_MATERIAL TO PROCESS_:

**********

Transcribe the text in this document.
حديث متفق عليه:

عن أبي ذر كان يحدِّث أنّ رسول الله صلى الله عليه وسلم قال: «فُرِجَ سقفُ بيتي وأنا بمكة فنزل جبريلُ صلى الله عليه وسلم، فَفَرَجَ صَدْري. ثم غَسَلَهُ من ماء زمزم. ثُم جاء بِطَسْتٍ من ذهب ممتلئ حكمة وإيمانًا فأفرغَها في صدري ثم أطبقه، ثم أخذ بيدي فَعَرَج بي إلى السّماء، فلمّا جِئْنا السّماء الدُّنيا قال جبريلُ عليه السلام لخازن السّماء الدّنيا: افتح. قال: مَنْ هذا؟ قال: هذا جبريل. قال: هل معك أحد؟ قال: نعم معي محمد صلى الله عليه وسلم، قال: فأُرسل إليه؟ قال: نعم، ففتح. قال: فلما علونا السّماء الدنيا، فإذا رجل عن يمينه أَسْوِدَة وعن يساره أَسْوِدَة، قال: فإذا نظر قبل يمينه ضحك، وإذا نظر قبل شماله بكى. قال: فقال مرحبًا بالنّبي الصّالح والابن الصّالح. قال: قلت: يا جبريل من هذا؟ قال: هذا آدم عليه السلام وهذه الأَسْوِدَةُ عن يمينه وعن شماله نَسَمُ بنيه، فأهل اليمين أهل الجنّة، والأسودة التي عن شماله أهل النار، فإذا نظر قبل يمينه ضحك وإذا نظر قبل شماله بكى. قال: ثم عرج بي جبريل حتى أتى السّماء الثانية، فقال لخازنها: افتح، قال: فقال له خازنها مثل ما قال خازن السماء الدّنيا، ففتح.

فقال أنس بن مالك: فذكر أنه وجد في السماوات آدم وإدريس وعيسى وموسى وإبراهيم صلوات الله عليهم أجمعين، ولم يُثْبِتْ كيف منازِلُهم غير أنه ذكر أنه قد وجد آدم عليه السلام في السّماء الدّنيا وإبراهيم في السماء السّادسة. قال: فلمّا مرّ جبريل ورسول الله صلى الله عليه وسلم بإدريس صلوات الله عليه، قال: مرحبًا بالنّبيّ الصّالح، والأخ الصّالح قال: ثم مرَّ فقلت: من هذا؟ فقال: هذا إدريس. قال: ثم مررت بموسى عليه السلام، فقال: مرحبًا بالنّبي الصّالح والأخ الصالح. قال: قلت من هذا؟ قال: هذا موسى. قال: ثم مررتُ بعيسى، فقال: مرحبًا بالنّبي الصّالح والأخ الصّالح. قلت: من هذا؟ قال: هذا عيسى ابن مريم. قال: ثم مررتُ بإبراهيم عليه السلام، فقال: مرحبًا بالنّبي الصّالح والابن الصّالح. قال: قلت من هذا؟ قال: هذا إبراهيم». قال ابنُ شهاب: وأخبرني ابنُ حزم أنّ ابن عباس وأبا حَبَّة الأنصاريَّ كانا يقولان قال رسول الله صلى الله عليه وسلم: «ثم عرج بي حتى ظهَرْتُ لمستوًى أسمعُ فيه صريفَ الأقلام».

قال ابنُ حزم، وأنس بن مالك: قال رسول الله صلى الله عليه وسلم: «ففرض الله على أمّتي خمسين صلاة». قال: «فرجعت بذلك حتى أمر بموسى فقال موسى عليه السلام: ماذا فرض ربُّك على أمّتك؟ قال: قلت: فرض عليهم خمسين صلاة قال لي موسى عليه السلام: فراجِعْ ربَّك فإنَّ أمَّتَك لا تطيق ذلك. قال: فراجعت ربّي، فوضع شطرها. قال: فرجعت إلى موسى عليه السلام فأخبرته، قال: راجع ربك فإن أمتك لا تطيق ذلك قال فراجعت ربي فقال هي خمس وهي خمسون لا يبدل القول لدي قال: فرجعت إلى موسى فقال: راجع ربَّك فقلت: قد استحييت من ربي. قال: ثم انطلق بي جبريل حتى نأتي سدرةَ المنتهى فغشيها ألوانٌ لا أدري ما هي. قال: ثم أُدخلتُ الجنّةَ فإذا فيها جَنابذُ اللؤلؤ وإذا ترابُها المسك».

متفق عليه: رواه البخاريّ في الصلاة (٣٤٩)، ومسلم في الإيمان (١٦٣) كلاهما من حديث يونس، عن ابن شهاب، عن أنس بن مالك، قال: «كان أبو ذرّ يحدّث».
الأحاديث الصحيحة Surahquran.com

**********

_WHAT TO PRODUCE_: Print the records above in full, exactly.

_EXERCISE OUTPUT_:
Transcribe the text in this document.
حديث متفق عليه:

عن أبي ذر كان يحدِّث أنّ رسول الله صلى الله عليه وسلم قال: «فُرِجَ سقفُ بيتي وأنا بمكة فنزل جبريلُ صلى الله عليه وسلم، فَفَرَجَ صَدْري. ثم غَسَلَهُ من ماء زمزم. ثُم جاء بِطَسْتٍ من ذهب ممتلئ حكمة وإيمانًا فأفرغَها في صدري ثم أطبقه، ثم أخذ بيدي فَعَرَج بي إلى السّماء، فلمّا جِئْنا السّماء الدُّنيا قال جبريلُ عليه السلام لخازن السّماء الدّنيا: افتح. قال: مَنْ هذا؟ قال: هذا جبريل. قال: هل معك أحد؟ قال: نعم معي محمد صلى الله عليه وسلم، قال: فأُرسل إليه؟ قال: نعم، ففتح. قال: فلما علونا السّماء الدنيا، فإذا رجل عن يمينه أَسْوِدَة وعن يساره أَسْوِدَة، قال: فإذا نظر قبل يمينه ضحك، وإذا نظر قبل شماله بكى. قال: فقال مرحبًا بالنّبي الصّالح والابن الصّالح. قال: قلت: يا جبريل من هذا؟ قال: هذا آدم عليه السلام وهذه الأَسْوِدَةُ عن يمينه وعن شماله نَسَمُ بنيه، فأهل اليمين أهل الجنّة، والأسودة التي عن شماله أهل النار، فإذا نظر قبل يمينه ضحك وإذا نظر قبل شماله بكى. قال: ثم عرج بي جبريل حتى أتى السّماء الثانية، فقال لخازنها: افتح، قال: فقال له خازنها مثل ما قال خازن السماء الدّنيا، ففتح.

فقال أنس بن مالك: فذكر أنه وجد في السماوات آدم وإدريس وعيسى وموسى وإبراهيم صلوات الله عليهم أجمعين، ولم يُثْبِتْ كيف منازِلُهم غير أنه ذكر أنه قد وجد آدم عليه السلام في السّماء الدّنيا وإبراهيم في السماء السّادسة. قال: فلمّا مرّ جبريل ورسول الله صلى الله عليه وسلم بإدريس صلوات الله عليه، قال: مرحبًا بالنّبيّ الصّالح، والأخ الصّالح قال: ثم مرَّ فقلت: من هذا؟ فقال: هذا إدريس. قال: ثم مررت بموسى عليه السلام، فقال: مرحبًا بالنّبي الصّالح والأخ الصالح. قال: قلت من هذا؟ قال: هذا موسى. قال: ثم مررتُ بعيسى، فقال: مرحبًا بالنّبي الصّالح والأخ الصّالح. قلت: من هذا؟ قال: هذا عيسى ابن مريم. قال: ثم مررتُ بإبراهيم عليه السلام، فقال: مرحبًا بالنّبي الصّالح والابن الصّالح. قال: قلت من هذا؟ قال: هذا إبراهيم». قال ابنُ شهاب: وأخبرني ابنُ حزم أنّ ابن عباس وأبا حَبَّة الأنصاريَّ كانا يقولان قال رسول الله صلى الله عليه وسلم: «ثم عرج بي حتى ظهَرْتُ لمستوًى أسمعُ فيه صريفَ الأقلام».

قال ابنُ حزم، وأنس بن مالك: قال رسول الله صلى الله عليه وسلم: «ففرض الله على أمّتي خمسين صلاة». قال: «فرجعت بذلك حتى أمر بموسى فقال موسى عليه السلام: ماذا فرض ربُّك على أمّتك؟ قال: قلت: فرض عليهم خمسين صلاة قال لي موسى عليه السلام: فراجِعْ ربَّك فإنَّ أمَّتَك لا تطيق ذلك. قال: فراجعت ربّي، فوضع شطرها. قال: فرجعت إلى موسى عليه السلام فأخبرته، قال: راجع ربك فإن أمتك لا تطيق ذلك قال فراجعت ربي فقال هي خمس وهي خمسون لا يبدل القول لدي قال: فرجعت إلى موسى فقال: راجع ربَّك فقلت: قد استحييت من ربي. قال: ثم انطلق بي جبريل حتى نأتي سدرةَ المنتهى فغشيها ألوانٌ لا أدري ما هي. قال: ثم أُدخلتُ الجنّةَ فإذا فيها جَنابذُ اللؤلؤ وإذا ترابُها المسك».

متفق عليه: رواه البخاريّ في الصلاة (٣٤٩)، ومسلم في الإيمان (١٦٣) كلاهما من حديث يونس، عن ابن شهاب، عن أنس بن مالك، قال: «كان أبو ذرّ يحدّث».
الأحاديث الصحيحة Surahquran.com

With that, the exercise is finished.